## Start

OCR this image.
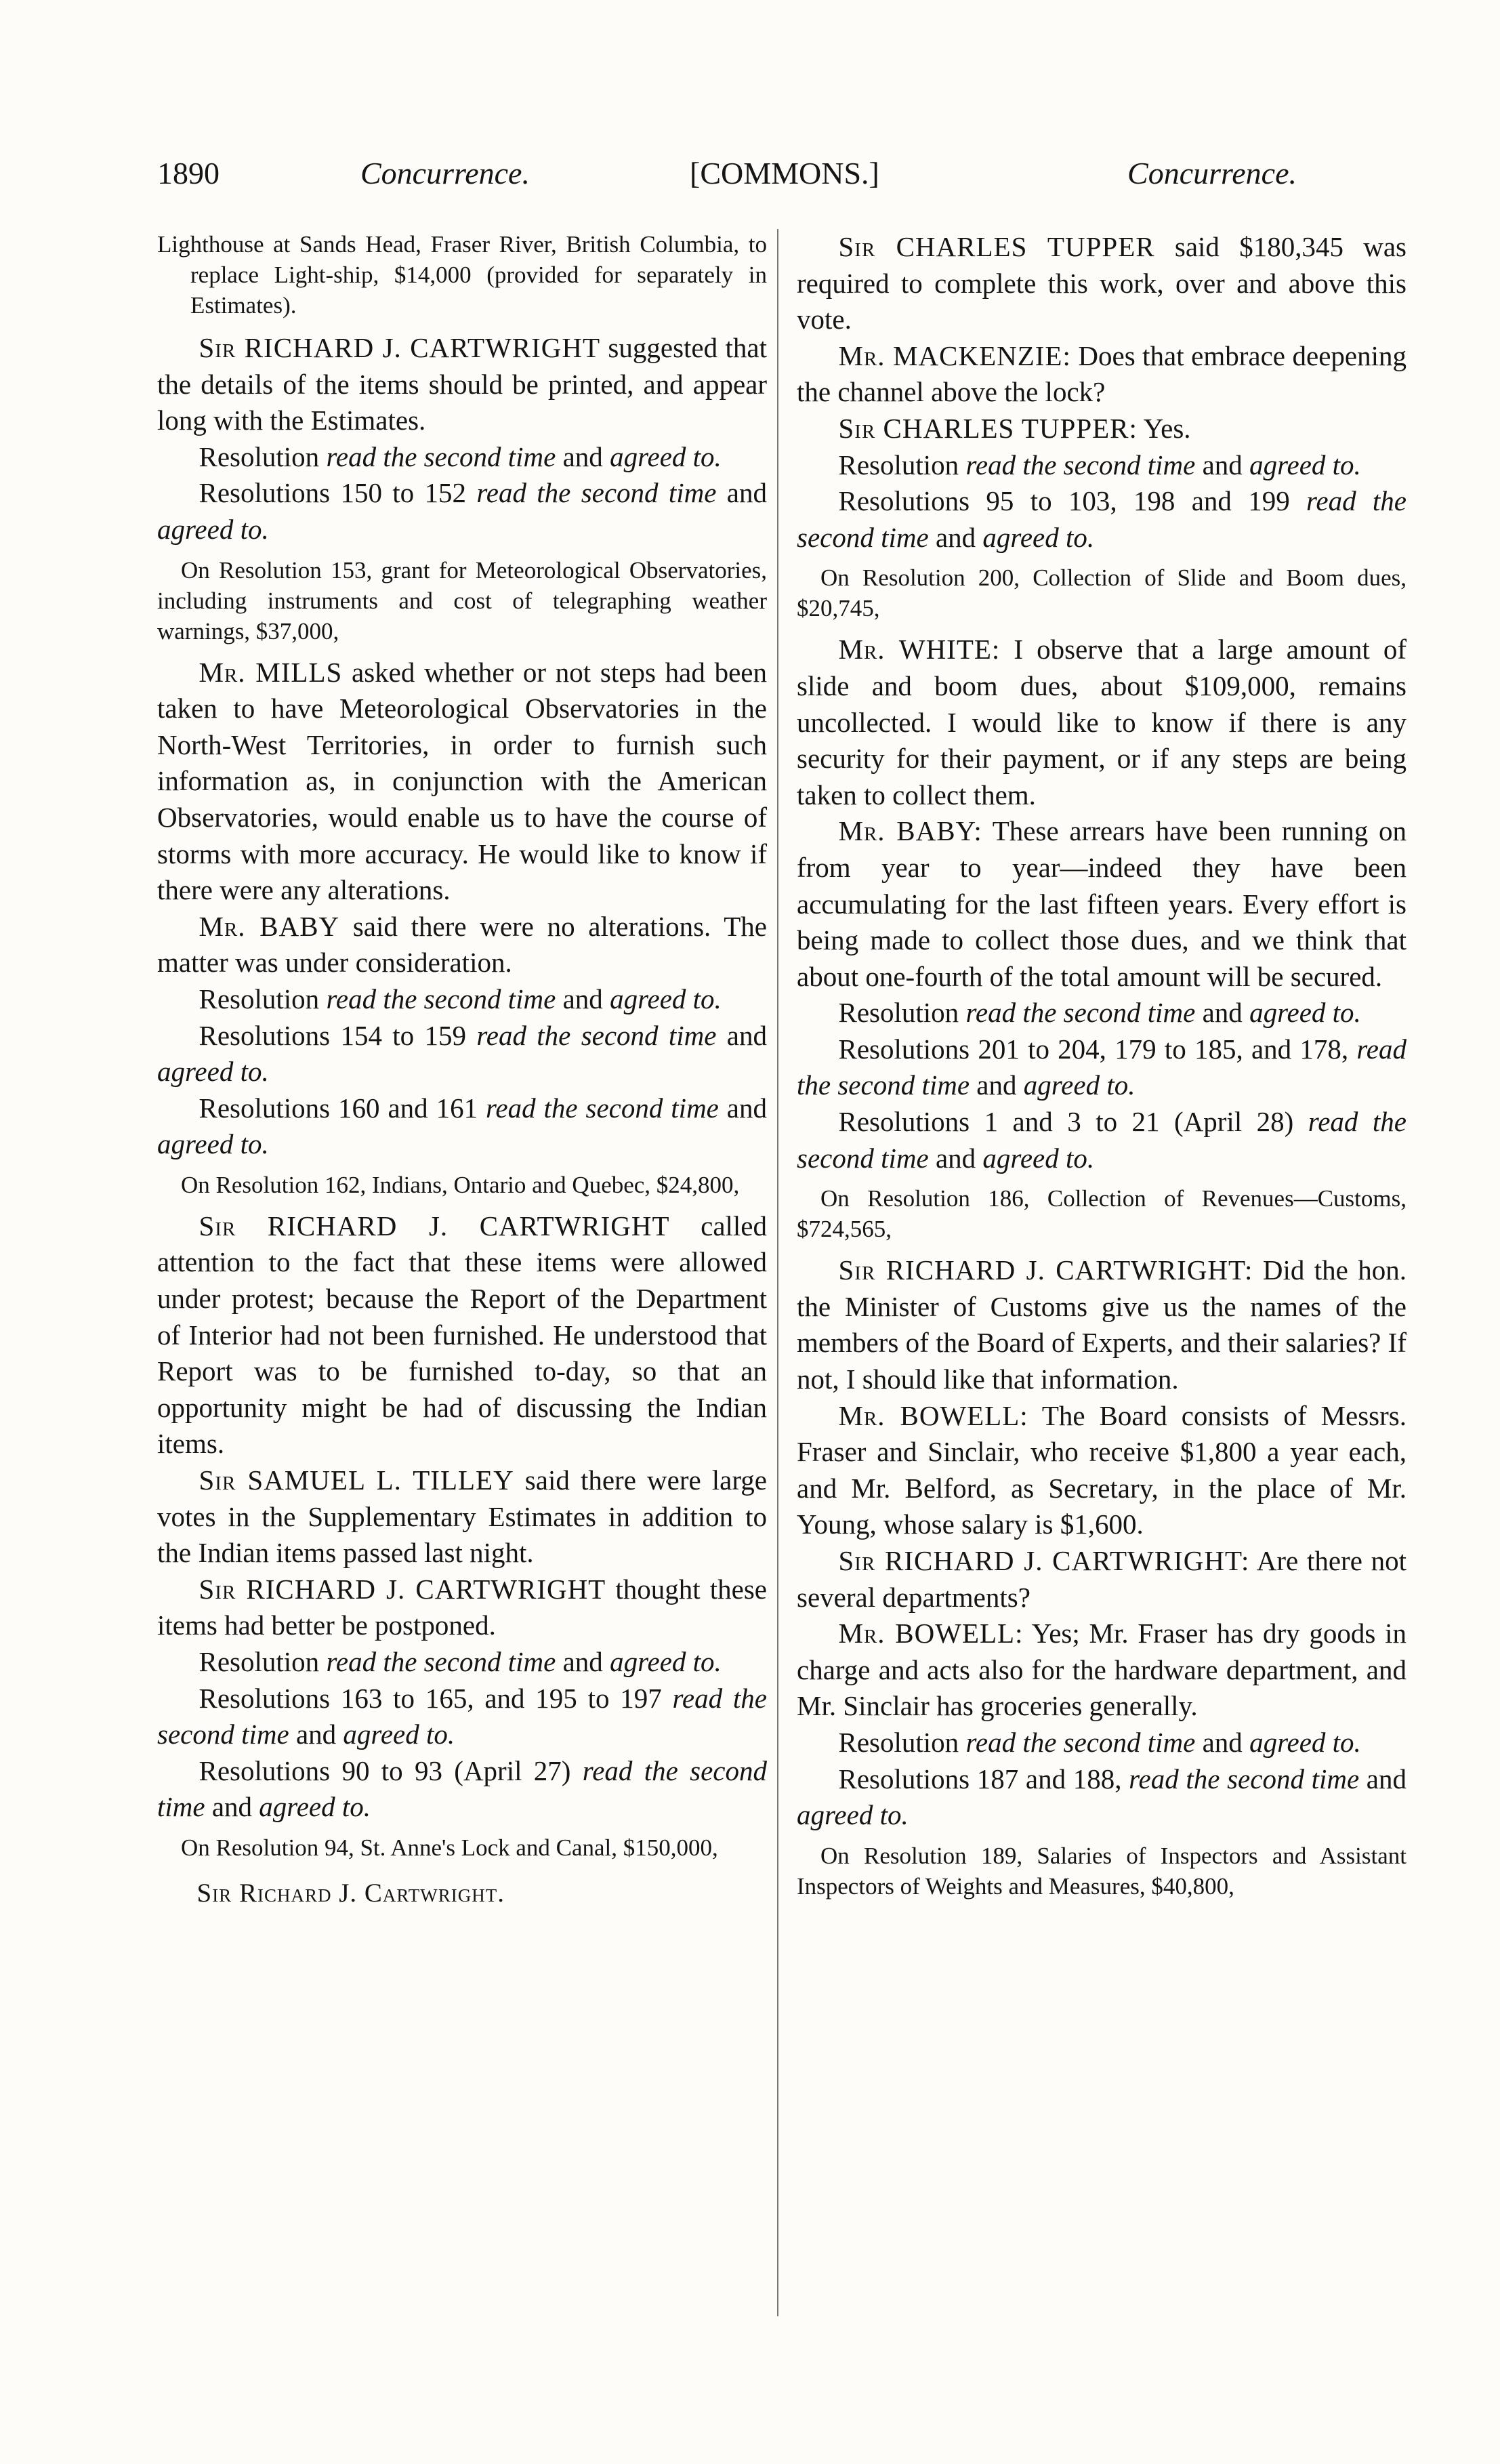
1890	Concurrence.	[COMMONS.]	Concurrence.

Lighthouse at Sands Head, Fraser River, British Columbia, to replace Light-ship, $14,000 (provided for separately in Estimates).

Sir RICHARD J. CARTWRIGHT suggested that the details of the items should be printed, and appear long with the Estimates.

Resolution read the second time and agreed to.

Resolutions 150 to 152 read the second time and agreed to.

On Resolution 153, grant for Meteorological Observatories, including instruments and cost of telegraphing weather warnings, $37,000,

Mr. MILLS asked whether or not steps had been taken to have Meteorological Observatories in the North-West Territories, in order to furnish such information as, in conjunction with the American Observatories, would enable us to have the course of storms with more accuracy. He would like to know if there were any alterations.

Mr. BABY said there were no alterations. The matter was under consideration.

Resolution read the second time and agreed to.

Resolutions 154 to 159 read the second time and agreed to.

Resolutions 160 and 161 read the second time and agreed to.

On Resolution 162, Indians, Ontario and Quebec, $24,800,

Sir RICHARD J. CARTWRIGHT called attention to the fact that these items were allowed under protest; because the Report of the Department of Interior had not been furnished. He understood that Report was to be furnished to-day, so that an opportunity might be had of discussing the Indian items.

Sir SAMUEL L. TILLEY said there were large votes in the Supplementary Estimates in addition to the Indian items passed last night.

Sir RICHARD J. CARTWRIGHT thought these items had better be postponed.

Resolution read the second time and agreed to.

Resolutions 163 to 165, and 195 to 197 read the second time and agreed to.

Resolutions 90 to 93 (April 27) read the second time and agreed to.

On Resolution 94, St. Anne's Lock and Canal, $150,000,

Sir Richard J. Cartwright.

Sir CHARLES TUPPER said $180,345 was required to complete this work, over and above this vote.

Mr. MACKENZIE: Does that embrace deepening the channel above the lock?

Sir CHARLES TUPPER: Yes.

Resolution read the second time and agreed to.

Resolutions 95 to 103, 198 and 199 read the second time and agreed to.

On Resolution 200, Collection of Slide and Boom dues, $20,745,

Mr. WHITE: I observe that a large amount of slide and boom dues, about $109,000, remains uncollected. I would like to know if there is any security for their payment, or if any steps are being taken to collect them.

Mr. BABY: These arrears have been running on from year to year—indeed they have been accumulating for the last fifteen years. Every effort is being made to collect those dues, and we think that about one-fourth of the total amount will be secured.

Resolution read the second time and agreed to.

Resolutions 201 to 204, 179 to 185, and 178, read the second time and agreed to.

Resolutions 1 and 3 to 21 (April 28) read the second time and agreed to.

On Resolution 186, Collection of Revenues—Customs, $724,565,

Sir RICHARD J. CARTWRIGHT: Did the hon. the Minister of Customs give us the names of the members of the Board of Experts, and their salaries? If not, I should like that information.

Mr. BOWELL: The Board consists of Messrs. Fraser and Sinclair, who receive $1,800 a year each, and Mr. Belford, as Secretary, in the place of Mr. Young, whose salary is $1,600.

Sir RICHARD J. CARTWRIGHT: Are there not several departments?

Mr. BOWELL: Yes; Mr. Fraser has dry goods in charge and acts also for the hardware department, and Mr. Sinclair has groceries generally.

Resolution read the second time and agreed to.

Resolutions 187 and 188, read the second time and agreed to.

On Resolution 189, Salaries of Inspectors and Assistant Inspectors of Weights and Measures, $40,800,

## End

Reproduce every record above exactly, omitting the pictures.

# Completed task
OCR this image.
1890	Concurrence.	[COMMONS.]	Concurrence.

Lighthouse at Sands Head, Fraser River, British Columbia, to replace Light-ship, $14,000 (provided for separately in Estimates).

Sir RICHARD J. CARTWRIGHT suggested that the details of the items should be printed, and appear long with the Estimates.

Resolution read the second time and agreed to.

Resolutions 150 to 152 read the second time and agreed to.

On Resolution 153, grant for Meteorological Observatories, including instruments and cost of telegraphing weather warnings, $37,000,

Mr. MILLS asked whether or not steps had been taken to have Meteorological Observatories in the North-West Territories, in order to furnish such information as, in conjunction with the American Observatories, would enable us to have the course of storms with more accuracy. He would like to know if there were any alterations.

Mr. BABY said there were no alterations. The matter was under consideration.

Resolution read the second time and agreed to.

Resolutions 154 to 159 read the second time and agreed to.

Resolutions 160 and 161 read the second time and agreed to.

On Resolution 162, Indians, Ontario and Quebec, $24,800,

Sir RICHARD J. CARTWRIGHT called attention to the fact that these items were allowed under protest; because the Report of the Department of Interior had not been furnished. He understood that Report was to be furnished to-day, so that an opportunity might be had of discussing the Indian items.

Sir SAMUEL L. TILLEY said there were large votes in the Supplementary Estimates in addition to the Indian items passed last night.

Sir RICHARD J. CARTWRIGHT thought these items had better be postponed.

Resolution read the second time and agreed to.

Resolutions 163 to 165, and 195 to 197 read the second time and agreed to.

Resolutions 90 to 93 (April 27) read the second time and agreed to.

On Resolution 94, St. Anne's Lock and Canal, $150,000,

Sir Richard J. Cartwright.

Sir CHARLES TUPPER said $180,345 was required to complete this work, over and above this vote.

Mr. MACKENZIE: Does that embrace deepening the channel above the lock?

Sir CHARLES TUPPER: Yes.

Resolution read the second time and agreed to.

Resolutions 95 to 103, 198 and 199 read the second time and agreed to.

On Resolution 200, Collection of Slide and Boom dues, $20,745,

Mr. WHITE: I observe that a large amount of slide and boom dues, about $109,000, remains uncollected. I would like to know if there is any security for their payment, or if any steps are being taken to collect them.

Mr. BABY: These arrears have been running on from year to year—indeed they have been accumulating for the last fifteen years. Every effort is being made to collect those dues, and we think that about one-fourth of the total amount will be secured.

Resolution read the second time and agreed to.

Resolutions 201 to 204, 179 to 185, and 178, read the second time and agreed to.

Resolutions 1 and 3 to 21 (April 28) read the second time and agreed to.

On Resolution 186, Collection of Revenues—Customs, $724,565,

Sir RICHARD J. CARTWRIGHT: Did the hon. the Minister of Customs give us the names of the members of the Board of Experts, and their salaries? If not, I should like that information.

Mr. BOWELL: The Board consists of Messrs. Fraser and Sinclair, who receive $1,800 a year each, and Mr. Belford, as Secretary, in the place of Mr. Young, whose salary is $1,600.

Sir RICHARD J. CARTWRIGHT: Are there not several departments?

Mr. BOWELL: Yes; Mr. Fraser has dry goods in charge and acts also for the hardware department, and Mr. Sinclair has groceries generally.

Resolution read the second time and agreed to.

Resolutions 187 and 188, read the second time and agreed to.

On Resolution 189, Salaries of Inspectors and Assistant Inspectors of Weights and Measures, $40,800,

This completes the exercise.